Record set
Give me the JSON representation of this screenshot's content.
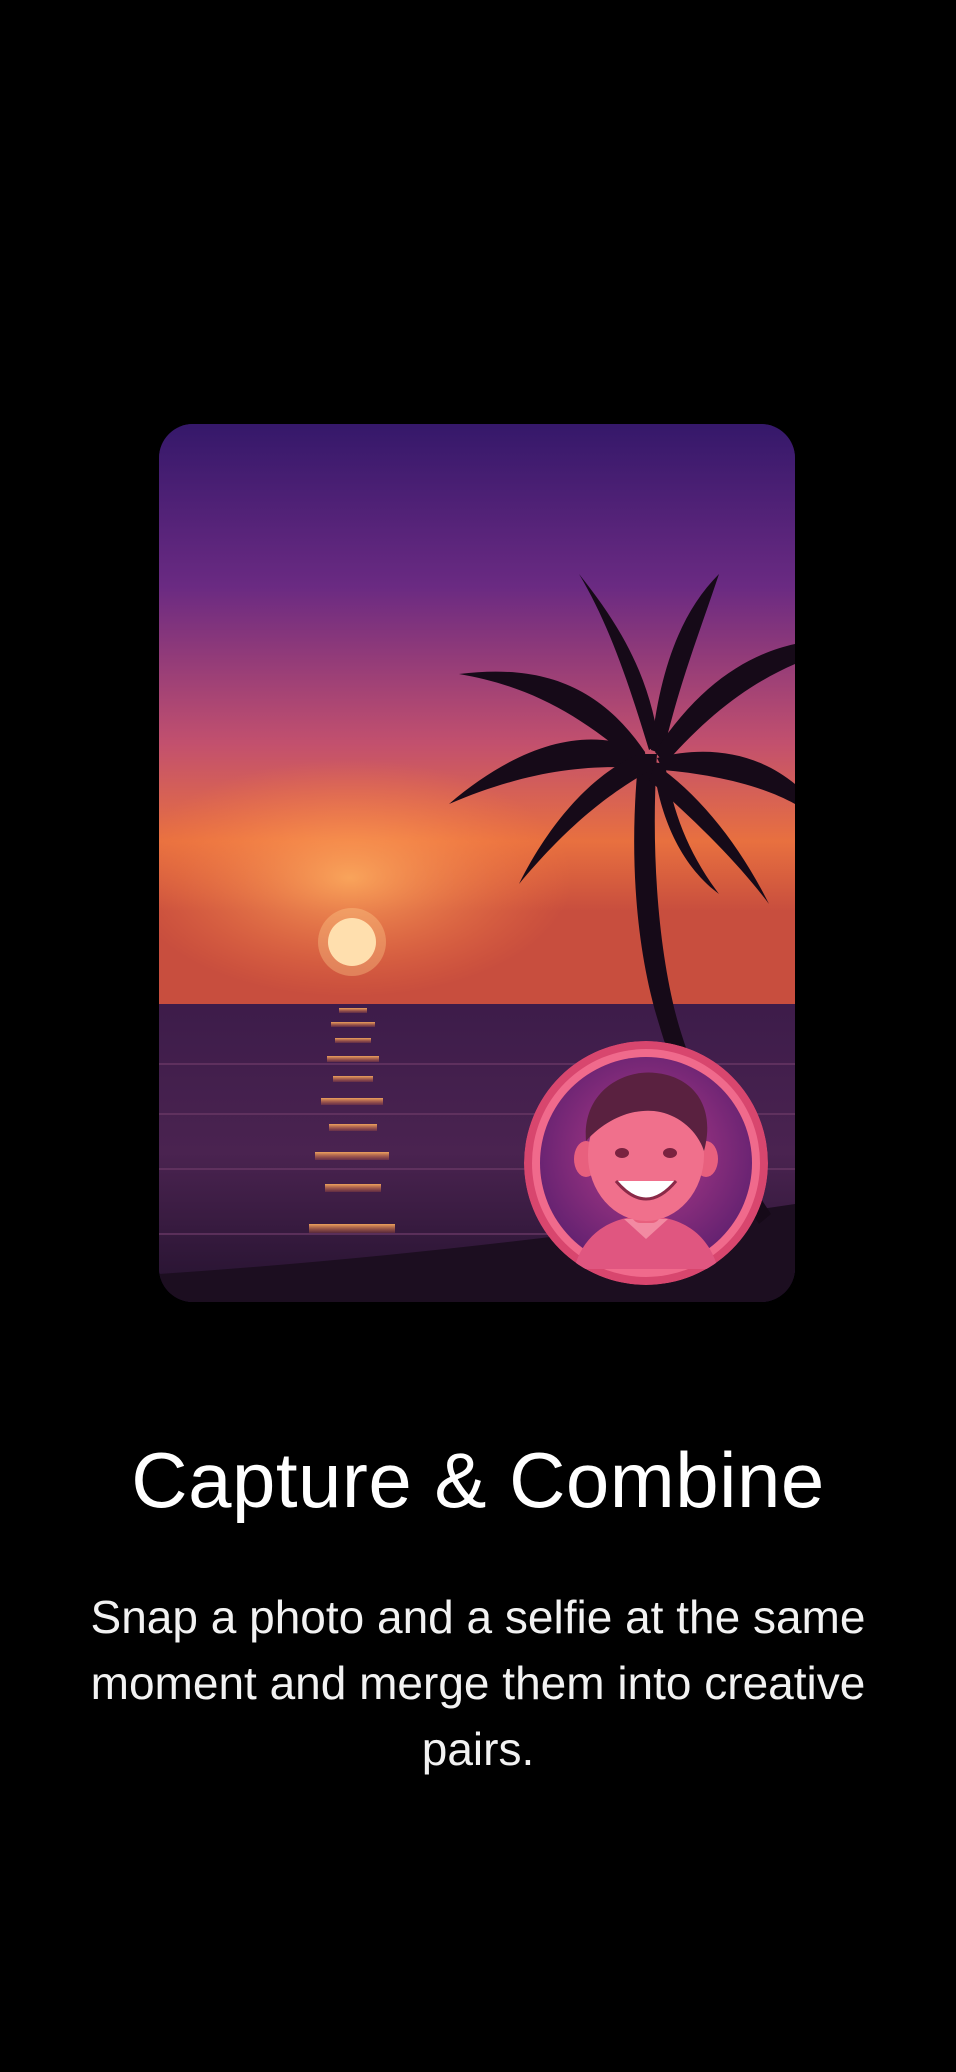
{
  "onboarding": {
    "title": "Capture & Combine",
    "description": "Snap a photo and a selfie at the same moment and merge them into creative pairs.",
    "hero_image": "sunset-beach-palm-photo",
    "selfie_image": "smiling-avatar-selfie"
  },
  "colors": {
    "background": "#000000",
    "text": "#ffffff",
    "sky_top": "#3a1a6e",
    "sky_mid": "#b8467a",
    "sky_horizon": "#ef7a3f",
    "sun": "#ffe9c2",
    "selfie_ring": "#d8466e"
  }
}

Objective
Give every line back word for word and leave the pictures out.

Reply to the task
Give me the JSON representation of this screenshot's content.
{
  "onboarding": {
    "title": "Capture & Combine",
    "description": "Snap a photo and a selfie at the same moment and merge them into creative pairs.",
    "hero_image": "sunset-beach-palm-photo",
    "selfie_image": "smiling-avatar-selfie"
  },
  "colors": {
    "background": "#000000",
    "text": "#ffffff",
    "sky_top": "#3a1a6e",
    "sky_mid": "#b8467a",
    "sky_horizon": "#ef7a3f",
    "sun": "#ffe9c2",
    "selfie_ring": "#d8466e"
  }
}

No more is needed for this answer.